• **Document section**:
--- start ---
A WORD FOR TODAY, December 17, 2020

 

“But you, Bethlehem Ephrathah, being small among the clans of Judah, out of you one will come out to me that is to be ruler in Israel; whose goings out are from of old, from ancient times.” Micah 5:2, WEB

 

Phillips Brooks was a clergyman who lived during the time of the American Civil War. He supported the dissolution of slavery. Despite his desire to be nothing more than a parish priest, Phillips Brooks was an author, an Episcopal Bishop and a man whose character and eloquence made him highly respected. He spoke about Abraham Lincoln’s life as the dead president’s body lay in state in Philadelphia, powerfully sharing the feelings of those who loved the man and the president.

 

“It is the great boon of such characters as Mr. Lincoln’s, that they reunite what God has joined together and man has put asunder. In him was vindicated the greatness of real goodness and the goodness of real greatness. The twain were one flesh. Not one of all the multitudes who stood and looked up to him for direction with such a loving and implicit trust can tell you to-day whether the wise judgments that he gave came most from a strong head or a sound heart. If you ask them, they are puzzled. There are men as good as he, but they do bad things. There are men as intelligent as he, but they do foolish things. In him goodness and intelligence combined and made their best result of wisdom. For perfect truth consists not merely in the right constituents of character, but in their right and intimate conjunction. This union of the mental and moral into a life of admirable simplicity is what we most admire in children; but in them it is unsettled and unpractical. But when it is preserved into manhood, deepened into reliability and maturity, it is that glorified childlikeness, that high and reverend simplicity, which shames and baffles the most accomplished astuteness, and is chosen by God to fill his purposes when he needs a ruler for his people, of faithful and true heart, such as he had who was our President.” Phillips Brooks in Philadelphia, April 1865.
--- end ---
• **Instruction**:
Repeat, word for word, the part of the devotional that opens with the words containing "Phillips Brooks was a clergyman" and closes with "and the president.".

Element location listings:
--- start ---
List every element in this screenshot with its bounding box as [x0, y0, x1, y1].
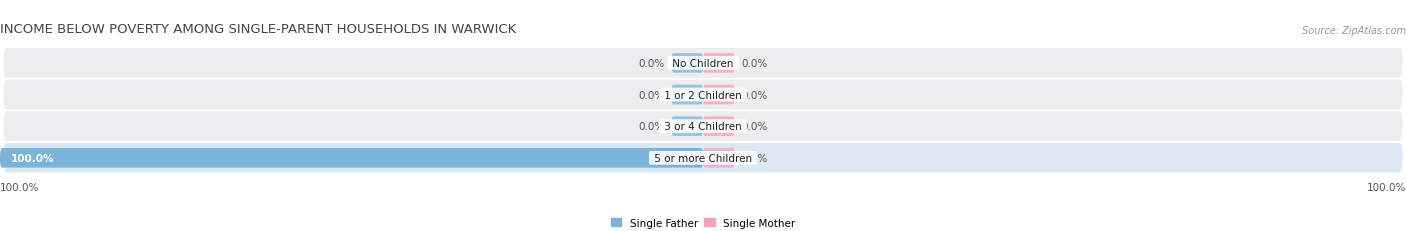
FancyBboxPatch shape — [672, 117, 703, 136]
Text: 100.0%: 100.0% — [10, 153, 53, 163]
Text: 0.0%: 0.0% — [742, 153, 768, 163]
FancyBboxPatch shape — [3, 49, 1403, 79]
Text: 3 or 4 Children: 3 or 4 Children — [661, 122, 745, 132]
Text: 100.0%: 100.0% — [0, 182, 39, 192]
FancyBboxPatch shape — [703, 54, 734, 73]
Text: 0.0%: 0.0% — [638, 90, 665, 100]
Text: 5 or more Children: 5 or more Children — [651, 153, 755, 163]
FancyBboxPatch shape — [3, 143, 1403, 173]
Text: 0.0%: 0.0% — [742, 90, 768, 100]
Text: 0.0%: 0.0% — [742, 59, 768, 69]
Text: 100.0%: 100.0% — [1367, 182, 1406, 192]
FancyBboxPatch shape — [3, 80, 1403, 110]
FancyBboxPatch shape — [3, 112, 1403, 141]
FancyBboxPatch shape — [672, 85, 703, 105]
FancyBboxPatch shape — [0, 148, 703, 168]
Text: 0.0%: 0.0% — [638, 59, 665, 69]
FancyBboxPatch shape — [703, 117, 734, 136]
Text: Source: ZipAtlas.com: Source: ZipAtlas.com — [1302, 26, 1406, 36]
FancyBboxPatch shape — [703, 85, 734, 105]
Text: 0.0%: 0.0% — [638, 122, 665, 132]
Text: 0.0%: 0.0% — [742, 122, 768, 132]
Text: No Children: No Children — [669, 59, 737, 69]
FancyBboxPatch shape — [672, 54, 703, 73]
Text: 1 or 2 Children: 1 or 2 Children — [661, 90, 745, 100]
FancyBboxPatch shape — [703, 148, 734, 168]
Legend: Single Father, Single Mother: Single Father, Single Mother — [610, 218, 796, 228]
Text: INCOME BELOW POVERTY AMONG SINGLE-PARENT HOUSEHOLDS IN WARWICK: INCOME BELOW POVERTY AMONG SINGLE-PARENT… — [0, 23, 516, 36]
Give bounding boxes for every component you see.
--- end ---
• **Complete output**:
Phillips Brooks was a clergyman who lived during the time of the American Civil War. He supported the dissolution of slavery. Despite his desire to be nothing more than a parish priest, Phillips Brooks was an author, an Episcopal Bishop and a man whose character and eloquence made him highly respected. He spoke about Abraham Lincoln’s life as the dead president’s body lay in state in Philadelphia, powerfully sharing the feelings of those who loved the man and the president.